• [WHAT IS REQUIRED]: Leave out the pictures and return every entry exactly as it appears.

Structured figure records

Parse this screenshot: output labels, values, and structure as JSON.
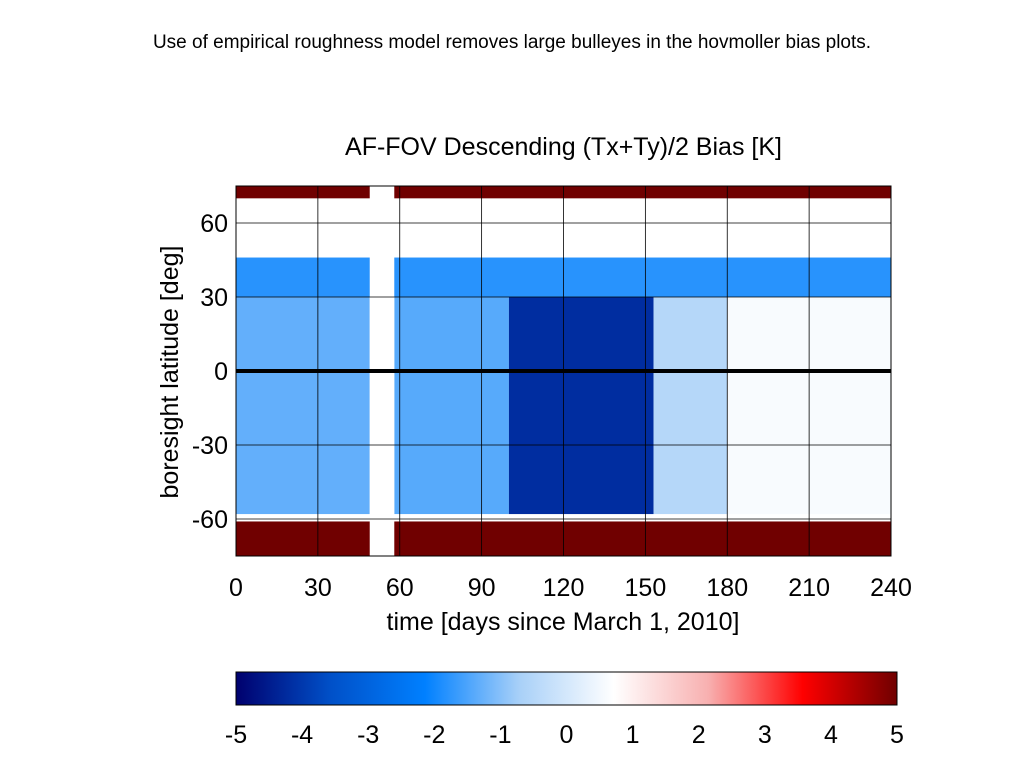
{
  "slide": {
    "title": "Use of empirical roughness model removes large bulleyes in the hovmoller bias plots."
  },
  "chart_data": {
    "type": "heatmap",
    "title": "AF-FOV Descending (Tx+Ty)/2 Bias [K]",
    "xlabel": "time [days since March 1, 2010]",
    "ylabel": "boresight latitude [deg]",
    "xlim": [
      0,
      240
    ],
    "ylim": [
      -75,
      75
    ],
    "xticks": [
      0,
      30,
      60,
      90,
      120,
      150,
      180,
      210,
      240
    ],
    "yticks": [
      -60,
      -30,
      0,
      30,
      60
    ],
    "grid": true,
    "zero_line": 0,
    "data_gap_days": [
      49,
      58
    ],
    "colorbar": {
      "min": -5,
      "max": 5,
      "ticks": [
        -5,
        -4,
        -3,
        -2,
        -1,
        0,
        1,
        2,
        3,
        4,
        5
      ],
      "colors": [
        "#00006e",
        "#0050c8",
        "#0080ff",
        "#a8d0f8",
        "#ffffff",
        "#f8b0b0",
        "#ff0000",
        "#700000"
      ]
    },
    "regions": [
      {
        "days": [
          0,
          49
        ],
        "lat": [
          -58,
          30
        ],
        "bias": -1.3
      },
      {
        "days": [
          58,
          100
        ],
        "lat": [
          -58,
          30
        ],
        "bias": -1.4
      },
      {
        "days": [
          100,
          153
        ],
        "lat": [
          -58,
          30
        ],
        "bias": -4.2
      },
      {
        "days": [
          153,
          180
        ],
        "lat": [
          -58,
          30
        ],
        "bias": -0.5
      },
      {
        "days": [
          180,
          240
        ],
        "lat": [
          -58,
          30
        ],
        "bias": 0.6
      },
      {
        "days": [
          0,
          240
        ],
        "lat": [
          30,
          46
        ],
        "bias": -1.8
      },
      {
        "days": [
          0,
          240
        ],
        "lat": [
          -75,
          -61
        ],
        "bias": 5.0
      },
      {
        "days": [
          0,
          240
        ],
        "lat": [
          70,
          75
        ],
        "bias": 5.0
      }
    ]
  }
}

• [WRITTEN ANSWER]:
Parse this screenshot: output labels, values, and structure as JSON.
{
  "slide": {
    "title": "Use of empirical roughness model removes large bulleyes in the hovmoller bias plots."
  },
  "chart_data": {
    "type": "heatmap",
    "title": "AF-FOV Descending (Tx+Ty)/2 Bias [K]",
    "xlabel": "time [days since March 1, 2010]",
    "ylabel": "boresight latitude [deg]",
    "xlim": [
      0,
      240
    ],
    "ylim": [
      -75,
      75
    ],
    "xticks": [
      0,
      30,
      60,
      90,
      120,
      150,
      180,
      210,
      240
    ],
    "yticks": [
      -60,
      -30,
      0,
      30,
      60
    ],
    "grid": true,
    "zero_line": 0,
    "data_gap_days": [
      49,
      58
    ],
    "colorbar": {
      "min": -5,
      "max": 5,
      "ticks": [
        -5,
        -4,
        -3,
        -2,
        -1,
        0,
        1,
        2,
        3,
        4,
        5
      ],
      "colors": [
        "#00006e",
        "#0050c8",
        "#0080ff",
        "#a8d0f8",
        "#ffffff",
        "#f8b0b0",
        "#ff0000",
        "#700000"
      ]
    },
    "regions": [
      {
        "days": [
          0,
          49
        ],
        "lat": [
          -58,
          30
        ],
        "bias": -1.3
      },
      {
        "days": [
          58,
          100
        ],
        "lat": [
          -58,
          30
        ],
        "bias": -1.4
      },
      {
        "days": [
          100,
          153
        ],
        "lat": [
          -58,
          30
        ],
        "bias": -4.2
      },
      {
        "days": [
          153,
          180
        ],
        "lat": [
          -58,
          30
        ],
        "bias": -0.5
      },
      {
        "days": [
          180,
          240
        ],
        "lat": [
          -58,
          30
        ],
        "bias": 0.6
      },
      {
        "days": [
          0,
          240
        ],
        "lat": [
          30,
          46
        ],
        "bias": -1.8
      },
      {
        "days": [
          0,
          240
        ],
        "lat": [
          -75,
          -61
        ],
        "bias": 5.0
      },
      {
        "days": [
          0,
          240
        ],
        "lat": [
          70,
          75
        ],
        "bias": 5.0
      }
    ]
  }
}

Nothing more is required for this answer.